Look for the string "ROULETTE" in the lines and copy each line that has it.

— Start of Source data —

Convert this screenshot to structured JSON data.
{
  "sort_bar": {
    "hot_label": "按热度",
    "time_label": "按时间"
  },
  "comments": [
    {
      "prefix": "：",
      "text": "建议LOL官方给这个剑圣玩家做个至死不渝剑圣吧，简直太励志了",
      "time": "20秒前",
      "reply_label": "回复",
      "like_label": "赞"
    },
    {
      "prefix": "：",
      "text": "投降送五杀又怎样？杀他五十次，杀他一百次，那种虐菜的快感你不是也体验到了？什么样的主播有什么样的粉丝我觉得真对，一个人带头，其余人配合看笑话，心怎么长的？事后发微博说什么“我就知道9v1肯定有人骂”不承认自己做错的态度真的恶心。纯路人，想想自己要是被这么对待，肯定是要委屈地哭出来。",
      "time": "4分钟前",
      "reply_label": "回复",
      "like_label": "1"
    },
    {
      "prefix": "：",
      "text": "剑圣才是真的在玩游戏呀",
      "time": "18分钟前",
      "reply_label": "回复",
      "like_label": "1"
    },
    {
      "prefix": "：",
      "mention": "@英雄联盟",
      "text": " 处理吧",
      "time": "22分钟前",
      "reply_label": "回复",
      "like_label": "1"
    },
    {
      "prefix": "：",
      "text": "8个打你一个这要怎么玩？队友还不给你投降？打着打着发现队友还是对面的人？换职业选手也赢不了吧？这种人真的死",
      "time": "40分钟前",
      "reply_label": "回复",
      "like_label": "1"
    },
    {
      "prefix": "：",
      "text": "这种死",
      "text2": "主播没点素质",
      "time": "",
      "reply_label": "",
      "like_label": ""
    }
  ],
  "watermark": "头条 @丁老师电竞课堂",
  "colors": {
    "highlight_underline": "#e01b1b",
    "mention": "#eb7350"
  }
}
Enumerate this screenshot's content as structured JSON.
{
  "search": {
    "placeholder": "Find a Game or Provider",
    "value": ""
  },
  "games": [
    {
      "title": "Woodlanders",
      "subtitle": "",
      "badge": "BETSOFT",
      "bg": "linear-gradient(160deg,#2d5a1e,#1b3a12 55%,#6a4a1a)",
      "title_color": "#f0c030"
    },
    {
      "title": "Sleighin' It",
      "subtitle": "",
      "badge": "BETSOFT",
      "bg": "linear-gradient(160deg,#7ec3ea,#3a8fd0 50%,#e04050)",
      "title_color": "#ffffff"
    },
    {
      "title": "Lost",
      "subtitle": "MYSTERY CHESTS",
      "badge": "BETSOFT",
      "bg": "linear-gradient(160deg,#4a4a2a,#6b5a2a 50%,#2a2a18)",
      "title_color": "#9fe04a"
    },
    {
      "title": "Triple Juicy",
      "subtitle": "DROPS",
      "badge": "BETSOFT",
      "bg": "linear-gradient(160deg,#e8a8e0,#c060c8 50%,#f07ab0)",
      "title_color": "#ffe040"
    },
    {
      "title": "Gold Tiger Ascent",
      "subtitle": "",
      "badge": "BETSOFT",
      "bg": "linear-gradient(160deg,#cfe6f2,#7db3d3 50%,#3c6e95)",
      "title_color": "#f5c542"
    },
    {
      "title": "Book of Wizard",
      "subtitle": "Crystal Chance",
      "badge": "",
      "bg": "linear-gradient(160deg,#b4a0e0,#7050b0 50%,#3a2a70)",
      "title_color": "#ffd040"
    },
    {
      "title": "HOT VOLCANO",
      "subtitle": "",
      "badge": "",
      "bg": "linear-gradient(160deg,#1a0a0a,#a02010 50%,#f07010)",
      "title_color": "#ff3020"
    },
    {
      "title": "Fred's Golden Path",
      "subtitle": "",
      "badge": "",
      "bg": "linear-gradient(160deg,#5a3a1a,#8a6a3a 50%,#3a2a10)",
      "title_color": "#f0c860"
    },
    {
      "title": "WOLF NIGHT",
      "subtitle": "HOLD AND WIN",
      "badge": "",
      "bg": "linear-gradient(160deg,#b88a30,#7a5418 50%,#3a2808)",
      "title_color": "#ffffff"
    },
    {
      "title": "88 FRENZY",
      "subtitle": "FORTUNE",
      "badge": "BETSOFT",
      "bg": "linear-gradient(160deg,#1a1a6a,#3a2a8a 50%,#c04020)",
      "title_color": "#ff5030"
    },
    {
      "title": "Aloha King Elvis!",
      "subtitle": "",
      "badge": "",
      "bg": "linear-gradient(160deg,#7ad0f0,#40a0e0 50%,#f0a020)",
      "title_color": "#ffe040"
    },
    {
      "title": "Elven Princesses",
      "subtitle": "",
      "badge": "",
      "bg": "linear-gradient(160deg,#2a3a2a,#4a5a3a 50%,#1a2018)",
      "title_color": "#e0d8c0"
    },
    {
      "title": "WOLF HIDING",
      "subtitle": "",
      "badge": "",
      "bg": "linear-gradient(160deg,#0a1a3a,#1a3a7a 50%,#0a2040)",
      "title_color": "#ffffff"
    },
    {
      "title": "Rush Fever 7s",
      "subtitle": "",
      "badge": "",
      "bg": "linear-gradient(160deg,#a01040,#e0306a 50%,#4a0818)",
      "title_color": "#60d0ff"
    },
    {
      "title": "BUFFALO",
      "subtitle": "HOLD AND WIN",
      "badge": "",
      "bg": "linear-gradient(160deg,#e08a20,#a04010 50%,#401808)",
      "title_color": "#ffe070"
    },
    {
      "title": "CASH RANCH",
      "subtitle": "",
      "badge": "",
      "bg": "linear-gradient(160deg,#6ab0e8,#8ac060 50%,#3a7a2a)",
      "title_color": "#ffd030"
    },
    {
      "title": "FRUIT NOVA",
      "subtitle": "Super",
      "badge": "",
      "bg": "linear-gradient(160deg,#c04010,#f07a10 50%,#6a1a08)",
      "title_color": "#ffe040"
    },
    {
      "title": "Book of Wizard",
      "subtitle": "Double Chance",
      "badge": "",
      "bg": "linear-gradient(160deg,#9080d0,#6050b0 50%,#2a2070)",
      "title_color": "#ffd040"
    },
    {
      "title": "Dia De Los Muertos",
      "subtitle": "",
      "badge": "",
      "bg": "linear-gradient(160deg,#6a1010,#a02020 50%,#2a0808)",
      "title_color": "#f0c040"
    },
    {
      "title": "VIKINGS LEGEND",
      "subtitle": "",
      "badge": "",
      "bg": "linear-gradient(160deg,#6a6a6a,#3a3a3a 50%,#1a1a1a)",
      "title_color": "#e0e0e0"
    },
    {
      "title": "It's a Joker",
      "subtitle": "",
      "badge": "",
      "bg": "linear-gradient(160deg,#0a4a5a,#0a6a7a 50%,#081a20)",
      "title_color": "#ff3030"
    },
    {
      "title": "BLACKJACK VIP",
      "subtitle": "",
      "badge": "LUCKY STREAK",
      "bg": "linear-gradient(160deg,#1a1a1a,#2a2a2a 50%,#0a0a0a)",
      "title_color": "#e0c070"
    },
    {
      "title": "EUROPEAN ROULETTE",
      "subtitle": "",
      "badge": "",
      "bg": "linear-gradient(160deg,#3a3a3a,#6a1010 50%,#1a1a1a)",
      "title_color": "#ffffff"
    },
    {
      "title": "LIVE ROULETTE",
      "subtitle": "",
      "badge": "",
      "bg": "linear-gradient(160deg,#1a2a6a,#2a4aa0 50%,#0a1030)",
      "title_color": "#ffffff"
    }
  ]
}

— End of Source data —

Answer to the exercise:
      "title": "EUROPEAN ROULETTE",
      "title": "LIVE ROULETTE",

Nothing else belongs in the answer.